_EXTRAIT À LIRE_
***
Pourquoi restaurer la chapelle Saint-Barnabé ? L’urgence et le sens du chantier.
Fermée au public, fragilisée par des désordres anciens et des matériaux inadaptés, la chapelle Saint-Barnabé a besoin d’une restauration claire : mettre hors d’eau, sécuriser la structure et rendre le lieu à la vie. Les diagnostics ont montré des fissures, des dévers et un jour sous voûte, sans défaut de portance du sol : le problème est surtout structurel (poussées latérales de charpente, absence de chaînage, fondations en moellons peu rigidifiées). Autrement dit, la maison tient encore debout, mais elle a besoin d’armature et de souffle pour durer.
***
_DONNÉES FOURNIES_

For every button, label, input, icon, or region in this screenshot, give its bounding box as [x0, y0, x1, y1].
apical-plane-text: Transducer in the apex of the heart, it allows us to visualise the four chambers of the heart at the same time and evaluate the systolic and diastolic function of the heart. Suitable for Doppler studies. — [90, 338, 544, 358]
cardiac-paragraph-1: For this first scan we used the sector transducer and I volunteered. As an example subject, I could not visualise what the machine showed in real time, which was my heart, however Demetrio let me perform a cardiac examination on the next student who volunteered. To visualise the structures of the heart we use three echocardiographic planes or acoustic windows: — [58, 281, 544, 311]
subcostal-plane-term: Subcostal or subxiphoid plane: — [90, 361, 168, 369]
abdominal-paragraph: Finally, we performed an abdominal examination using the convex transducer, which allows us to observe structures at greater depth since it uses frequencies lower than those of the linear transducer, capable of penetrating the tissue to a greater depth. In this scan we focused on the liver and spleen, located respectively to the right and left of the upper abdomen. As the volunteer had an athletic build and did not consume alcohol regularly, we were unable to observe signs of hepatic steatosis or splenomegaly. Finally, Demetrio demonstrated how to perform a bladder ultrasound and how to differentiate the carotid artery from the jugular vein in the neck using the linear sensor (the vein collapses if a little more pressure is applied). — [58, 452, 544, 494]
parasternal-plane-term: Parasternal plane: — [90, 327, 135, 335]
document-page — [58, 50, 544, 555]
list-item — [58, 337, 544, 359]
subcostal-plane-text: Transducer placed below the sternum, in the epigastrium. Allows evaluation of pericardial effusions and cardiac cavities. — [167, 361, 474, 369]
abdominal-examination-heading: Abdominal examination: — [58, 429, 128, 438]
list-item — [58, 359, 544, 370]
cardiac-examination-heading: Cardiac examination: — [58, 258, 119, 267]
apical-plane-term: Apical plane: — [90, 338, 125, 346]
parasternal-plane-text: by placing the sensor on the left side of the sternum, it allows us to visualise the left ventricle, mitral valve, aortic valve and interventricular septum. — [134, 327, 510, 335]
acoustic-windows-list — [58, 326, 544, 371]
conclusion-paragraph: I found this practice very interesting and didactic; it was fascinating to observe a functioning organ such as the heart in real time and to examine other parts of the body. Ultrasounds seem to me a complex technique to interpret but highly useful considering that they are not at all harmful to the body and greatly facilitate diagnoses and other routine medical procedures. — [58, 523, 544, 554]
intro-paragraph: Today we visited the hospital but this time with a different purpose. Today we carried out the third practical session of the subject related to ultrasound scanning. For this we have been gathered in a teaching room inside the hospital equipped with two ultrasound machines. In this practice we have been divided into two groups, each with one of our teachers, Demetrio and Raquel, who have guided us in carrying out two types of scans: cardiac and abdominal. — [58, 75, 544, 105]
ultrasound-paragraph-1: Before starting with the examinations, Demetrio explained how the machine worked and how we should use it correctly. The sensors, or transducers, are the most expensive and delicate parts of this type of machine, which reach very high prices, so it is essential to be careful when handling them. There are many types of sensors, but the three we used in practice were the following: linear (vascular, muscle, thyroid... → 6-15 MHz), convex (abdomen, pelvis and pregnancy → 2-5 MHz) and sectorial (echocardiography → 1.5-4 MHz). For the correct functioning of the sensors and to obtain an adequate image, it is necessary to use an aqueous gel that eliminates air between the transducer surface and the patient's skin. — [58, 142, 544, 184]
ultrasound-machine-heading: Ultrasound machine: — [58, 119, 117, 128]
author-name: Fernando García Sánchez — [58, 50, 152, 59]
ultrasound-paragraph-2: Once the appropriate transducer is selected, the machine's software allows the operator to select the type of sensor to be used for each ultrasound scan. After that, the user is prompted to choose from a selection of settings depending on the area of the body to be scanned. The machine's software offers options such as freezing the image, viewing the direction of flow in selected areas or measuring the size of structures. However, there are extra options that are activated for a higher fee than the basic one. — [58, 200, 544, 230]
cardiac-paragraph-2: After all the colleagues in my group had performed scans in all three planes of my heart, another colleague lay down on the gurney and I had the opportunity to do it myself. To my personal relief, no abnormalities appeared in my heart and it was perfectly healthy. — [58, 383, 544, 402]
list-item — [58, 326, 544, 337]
***
_EXERCICES À TRAITER_
1. Reproduisez le passage de l'extrait sur la chapelle Saint-Barnabé qui va de « Pourquoi restaurer la » jusqu'à « souffle pour durer. ».
2. Selon l'extrait sur la chapelle Saint-Barnabé, quelles causes expliquent que le problème soit surtout structurel ?

_CORRIGÉ DES EXERCICES_
1.
Pourquoi restaurer la chapelle Saint-Barnabé ? L’urgence et le sens du chantier.
Fermée au public, fragilisée par des désordres anciens et des matériaux inadaptés, la chapelle Saint-Barnabé a besoin d’une restauration claire : mettre hors d’eau, sécuriser la structure et rendre le lieu à la vie. Les diagnostics ont montré des fissures, des dévers et un jour sous voûte, sans défaut de portance du sol : le problème est surtout structurel (poussées latérales de charpente, absence de chaînage, fondations en moellons peu rigidifiées). Autrement dit, la maison tient encore debout, mais elle a besoin d’armature et de souffle pour durer.

2. Les poussées latérales de charpente, l'absence de chaînage et les fondations en moellons peu rigidifiées.